A run of records:
-- Begin --
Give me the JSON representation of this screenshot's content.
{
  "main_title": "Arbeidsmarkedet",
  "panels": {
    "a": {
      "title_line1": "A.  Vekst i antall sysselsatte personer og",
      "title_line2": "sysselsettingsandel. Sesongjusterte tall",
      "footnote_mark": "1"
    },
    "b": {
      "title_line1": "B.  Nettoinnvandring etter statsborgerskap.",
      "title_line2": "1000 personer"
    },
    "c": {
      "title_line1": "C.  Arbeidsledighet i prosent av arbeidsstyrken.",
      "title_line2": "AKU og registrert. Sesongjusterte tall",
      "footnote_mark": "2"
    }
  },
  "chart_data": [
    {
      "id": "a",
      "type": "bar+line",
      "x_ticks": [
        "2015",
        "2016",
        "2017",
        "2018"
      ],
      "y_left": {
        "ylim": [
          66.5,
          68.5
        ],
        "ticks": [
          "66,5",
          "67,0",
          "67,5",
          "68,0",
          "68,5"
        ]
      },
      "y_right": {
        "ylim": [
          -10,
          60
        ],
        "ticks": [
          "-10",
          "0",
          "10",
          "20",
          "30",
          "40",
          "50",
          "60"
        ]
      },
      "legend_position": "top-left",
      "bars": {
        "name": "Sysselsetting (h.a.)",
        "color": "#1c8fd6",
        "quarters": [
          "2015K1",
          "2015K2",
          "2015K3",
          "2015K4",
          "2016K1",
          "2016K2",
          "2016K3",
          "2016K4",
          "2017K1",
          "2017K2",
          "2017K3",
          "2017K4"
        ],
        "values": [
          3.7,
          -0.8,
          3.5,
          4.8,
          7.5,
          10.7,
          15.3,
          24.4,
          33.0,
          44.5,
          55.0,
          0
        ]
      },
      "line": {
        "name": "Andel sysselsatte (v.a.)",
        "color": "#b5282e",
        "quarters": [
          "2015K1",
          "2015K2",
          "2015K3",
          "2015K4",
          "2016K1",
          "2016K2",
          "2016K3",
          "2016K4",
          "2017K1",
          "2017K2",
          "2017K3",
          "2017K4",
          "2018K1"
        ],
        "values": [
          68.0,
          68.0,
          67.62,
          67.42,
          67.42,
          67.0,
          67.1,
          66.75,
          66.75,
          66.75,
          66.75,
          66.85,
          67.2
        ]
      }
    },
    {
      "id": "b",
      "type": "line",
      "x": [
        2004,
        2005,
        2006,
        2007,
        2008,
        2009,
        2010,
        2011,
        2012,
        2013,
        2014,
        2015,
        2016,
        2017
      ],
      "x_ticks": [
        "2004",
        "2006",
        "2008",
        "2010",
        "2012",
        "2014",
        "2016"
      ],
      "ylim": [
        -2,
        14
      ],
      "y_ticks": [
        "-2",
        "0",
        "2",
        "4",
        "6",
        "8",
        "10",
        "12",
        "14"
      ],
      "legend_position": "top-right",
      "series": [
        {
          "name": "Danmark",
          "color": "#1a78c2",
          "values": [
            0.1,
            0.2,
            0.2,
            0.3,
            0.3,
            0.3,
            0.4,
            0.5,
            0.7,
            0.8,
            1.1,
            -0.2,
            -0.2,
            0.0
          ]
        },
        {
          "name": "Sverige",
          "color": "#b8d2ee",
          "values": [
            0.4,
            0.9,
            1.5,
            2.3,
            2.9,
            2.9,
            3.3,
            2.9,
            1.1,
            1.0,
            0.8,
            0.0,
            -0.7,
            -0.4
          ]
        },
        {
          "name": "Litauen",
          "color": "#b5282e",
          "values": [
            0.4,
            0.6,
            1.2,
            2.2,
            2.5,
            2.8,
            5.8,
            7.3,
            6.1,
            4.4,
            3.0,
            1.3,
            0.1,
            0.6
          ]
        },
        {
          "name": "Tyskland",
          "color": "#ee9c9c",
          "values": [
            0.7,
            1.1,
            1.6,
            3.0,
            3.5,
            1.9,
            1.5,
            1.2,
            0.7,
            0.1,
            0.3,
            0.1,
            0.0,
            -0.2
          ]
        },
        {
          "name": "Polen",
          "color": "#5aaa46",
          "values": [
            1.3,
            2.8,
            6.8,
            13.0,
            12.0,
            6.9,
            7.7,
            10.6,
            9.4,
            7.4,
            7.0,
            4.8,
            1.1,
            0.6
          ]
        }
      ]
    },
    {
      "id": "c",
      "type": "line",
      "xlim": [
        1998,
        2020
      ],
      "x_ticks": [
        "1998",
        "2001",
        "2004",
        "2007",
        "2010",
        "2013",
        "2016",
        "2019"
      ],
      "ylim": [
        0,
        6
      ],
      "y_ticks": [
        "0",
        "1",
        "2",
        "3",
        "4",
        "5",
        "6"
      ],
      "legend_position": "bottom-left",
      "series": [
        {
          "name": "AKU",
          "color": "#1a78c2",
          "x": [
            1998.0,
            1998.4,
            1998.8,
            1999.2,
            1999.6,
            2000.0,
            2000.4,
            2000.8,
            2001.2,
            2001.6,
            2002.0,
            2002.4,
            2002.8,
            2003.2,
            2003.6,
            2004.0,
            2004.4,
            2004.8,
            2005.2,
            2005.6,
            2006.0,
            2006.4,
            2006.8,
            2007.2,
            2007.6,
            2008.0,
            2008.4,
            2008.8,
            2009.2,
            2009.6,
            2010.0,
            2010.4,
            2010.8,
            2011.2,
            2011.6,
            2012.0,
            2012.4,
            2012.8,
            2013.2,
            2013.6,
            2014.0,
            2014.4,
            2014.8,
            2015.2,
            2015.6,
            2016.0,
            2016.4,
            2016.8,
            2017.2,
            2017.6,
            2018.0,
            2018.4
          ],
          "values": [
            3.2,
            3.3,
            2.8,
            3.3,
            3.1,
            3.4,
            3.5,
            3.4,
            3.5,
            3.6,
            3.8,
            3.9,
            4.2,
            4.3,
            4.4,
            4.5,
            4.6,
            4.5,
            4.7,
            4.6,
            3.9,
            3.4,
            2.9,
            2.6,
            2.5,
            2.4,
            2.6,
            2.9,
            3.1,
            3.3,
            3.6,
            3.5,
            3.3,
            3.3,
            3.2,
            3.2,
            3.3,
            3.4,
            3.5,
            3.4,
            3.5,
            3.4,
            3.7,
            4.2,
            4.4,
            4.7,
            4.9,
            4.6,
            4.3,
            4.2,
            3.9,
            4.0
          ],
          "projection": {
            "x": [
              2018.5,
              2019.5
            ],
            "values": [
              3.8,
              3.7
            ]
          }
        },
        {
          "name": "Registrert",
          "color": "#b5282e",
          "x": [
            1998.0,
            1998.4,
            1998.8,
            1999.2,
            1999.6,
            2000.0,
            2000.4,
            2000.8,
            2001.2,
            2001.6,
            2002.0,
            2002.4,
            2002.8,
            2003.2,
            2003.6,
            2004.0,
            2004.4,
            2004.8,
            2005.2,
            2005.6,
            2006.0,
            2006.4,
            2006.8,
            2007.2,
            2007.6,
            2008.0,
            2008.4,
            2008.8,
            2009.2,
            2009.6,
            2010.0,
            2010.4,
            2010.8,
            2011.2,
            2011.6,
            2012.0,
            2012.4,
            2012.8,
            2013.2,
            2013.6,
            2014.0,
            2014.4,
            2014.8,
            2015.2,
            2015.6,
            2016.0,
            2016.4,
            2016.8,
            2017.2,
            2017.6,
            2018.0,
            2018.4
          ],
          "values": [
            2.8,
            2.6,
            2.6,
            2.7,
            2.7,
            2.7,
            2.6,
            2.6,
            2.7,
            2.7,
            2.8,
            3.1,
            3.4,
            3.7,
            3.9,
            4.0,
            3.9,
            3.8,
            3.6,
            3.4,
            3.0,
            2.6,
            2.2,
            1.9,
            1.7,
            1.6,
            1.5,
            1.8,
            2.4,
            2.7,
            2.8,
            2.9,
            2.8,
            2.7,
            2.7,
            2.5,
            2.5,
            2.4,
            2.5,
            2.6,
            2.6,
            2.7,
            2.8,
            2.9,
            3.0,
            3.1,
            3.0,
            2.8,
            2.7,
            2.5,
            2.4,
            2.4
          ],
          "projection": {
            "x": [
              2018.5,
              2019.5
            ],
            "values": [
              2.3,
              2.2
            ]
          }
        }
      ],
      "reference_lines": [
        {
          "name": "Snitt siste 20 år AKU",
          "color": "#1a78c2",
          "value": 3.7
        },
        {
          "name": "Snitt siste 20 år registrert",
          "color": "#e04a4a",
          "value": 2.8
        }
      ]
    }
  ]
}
-- End --
**EXERCISE TASK**
Extract each line holding the string "personer".

**TASK RESPONSE**
      "title_line1": "A.  Vekst i antall sysselsatte personer og",
      "title_line2": "1000 personer"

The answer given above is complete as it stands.